▶ [TASK BRIEF]:
Return, word for word, every line that follows.

▶ [RECORDS FOR THE EXERCISE]:

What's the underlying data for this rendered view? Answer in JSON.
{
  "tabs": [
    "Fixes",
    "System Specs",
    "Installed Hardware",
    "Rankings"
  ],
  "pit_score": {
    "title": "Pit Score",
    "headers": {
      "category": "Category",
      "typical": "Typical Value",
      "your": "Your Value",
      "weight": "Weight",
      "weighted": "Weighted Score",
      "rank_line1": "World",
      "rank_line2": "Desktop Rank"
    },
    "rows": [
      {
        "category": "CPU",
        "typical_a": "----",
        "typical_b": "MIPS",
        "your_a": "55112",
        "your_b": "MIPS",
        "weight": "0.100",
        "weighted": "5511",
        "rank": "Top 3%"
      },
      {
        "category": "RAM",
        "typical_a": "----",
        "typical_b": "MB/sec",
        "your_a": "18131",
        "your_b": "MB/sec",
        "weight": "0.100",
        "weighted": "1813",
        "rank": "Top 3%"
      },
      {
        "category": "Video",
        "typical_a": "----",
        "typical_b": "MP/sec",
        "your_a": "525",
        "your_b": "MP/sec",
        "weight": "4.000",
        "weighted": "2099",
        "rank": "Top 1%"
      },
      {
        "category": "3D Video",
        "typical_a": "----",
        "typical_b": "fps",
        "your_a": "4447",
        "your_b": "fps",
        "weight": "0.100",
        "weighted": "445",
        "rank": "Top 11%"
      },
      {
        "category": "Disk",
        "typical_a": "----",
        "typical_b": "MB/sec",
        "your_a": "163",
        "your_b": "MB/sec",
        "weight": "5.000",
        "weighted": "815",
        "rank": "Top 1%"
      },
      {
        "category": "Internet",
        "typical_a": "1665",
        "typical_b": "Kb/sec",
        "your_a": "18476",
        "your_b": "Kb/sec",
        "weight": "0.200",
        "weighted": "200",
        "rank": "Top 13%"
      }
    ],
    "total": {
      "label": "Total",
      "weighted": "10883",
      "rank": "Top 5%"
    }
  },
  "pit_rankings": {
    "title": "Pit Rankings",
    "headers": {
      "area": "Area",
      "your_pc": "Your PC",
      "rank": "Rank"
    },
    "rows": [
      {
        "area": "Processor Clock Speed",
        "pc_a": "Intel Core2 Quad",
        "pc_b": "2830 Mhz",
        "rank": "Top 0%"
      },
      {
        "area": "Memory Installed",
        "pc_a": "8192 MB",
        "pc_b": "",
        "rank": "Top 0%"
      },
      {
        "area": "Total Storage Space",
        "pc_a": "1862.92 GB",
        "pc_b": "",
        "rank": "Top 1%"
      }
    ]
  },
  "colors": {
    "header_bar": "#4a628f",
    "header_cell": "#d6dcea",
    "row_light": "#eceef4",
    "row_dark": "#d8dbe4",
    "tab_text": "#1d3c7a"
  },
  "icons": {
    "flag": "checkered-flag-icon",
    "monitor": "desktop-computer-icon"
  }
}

▶ [THE ANSWER]:
What's the underlying data for this rendered view? Answer in JSON.
{
  "tabs": [
    "Fixes",
    "System Specs",
    "Installed Hardware",
    "Rankings"
  ],
  "pit_score": {
    "title": "Pit Score",
    "headers": {
      "category": "Category",
      "typical": "Typical Value",
      "your": "Your Value",
      "weight": "Weight",
      "weighted": "Weighted Score",
      "rank_line1": "World",
      "rank_line2": "Desktop Rank"
    },
    "rows": [
      {
        "category": "CPU",
        "typical_a": "----",
        "typical_b": "MIPS",
        "your_a": "55112",
        "your_b": "MIPS",
        "weight": "0.100",
        "weighted": "5511",
        "rank": "Top 3%"
      },
      {
        "category": "RAM",
        "typical_a": "----",
        "typical_b": "MB/sec",
        "your_a": "18131",
        "your_b": "MB/sec",
        "weight": "0.100",
        "weighted": "1813",
        "rank": "Top 3%"
      },
      {
        "category": "Video",
        "typical_a": "----",
        "typical_b": "MP/sec",
        "your_a": "525",
        "your_b": "MP/sec",
        "weight": "4.000",
        "weighted": "2099",
        "rank": "Top 1%"
      },
      {
        "category": "3D Video",
        "typical_a": "----",
        "typical_b": "fps",
        "your_a": "4447",
        "your_b": "fps",
        "weight": "0.100",
        "weighted": "445",
        "rank": "Top 11%"
      },
      {
        "category": "Disk",
        "typical_a": "----",
        "typical_b": "MB/sec",
        "your_a": "163",
        "your_b": "MB/sec",
        "weight": "5.000",
        "weighted": "815",
        "rank": "Top 1%"
      },
      {
        "category": "Internet",
        "typical_a": "1665",
        "typical_b": "Kb/sec",
        "your_a": "18476",
        "your_b": "Kb/sec",
        "weight": "0.200",
        "weighted": "200",
        "rank": "Top 13%"
      }
    ],
    "total": {
      "label": "Total",
      "weighted": "10883",
      "rank": "Top 5%"
    }
  },
  "pit_rankings": {
    "title": "Pit Rankings",
    "headers": {
      "area": "Area",
      "your_pc": "Your PC",
      "rank": "Rank"
    },
    "rows": [
      {
        "area": "Processor Clock Speed",
        "pc_a": "Intel Core2 Quad",
        "pc_b": "2830 Mhz",
        "rank": "Top 0%"
      },
      {
        "area": "Memory Installed",
        "pc_a": "8192 MB",
        "pc_b": "",
        "rank": "Top 0%"
      },
      {
        "area": "Total Storage Space",
        "pc_a": "1862.92 GB",
        "pc_b": "",
        "rank": "Top 1%"
      }
    ]
  },
  "colors": {
    "header_bar": "#4a628f",
    "header_cell": "#d6dcea",
    "row_light": "#eceef4",
    "row_dark": "#d8dbe4",
    "tab_text": "#1d3c7a"
  },
  "icons": {
    "flag": "checkered-flag-icon",
    "monitor": "desktop-computer-icon"
  }
}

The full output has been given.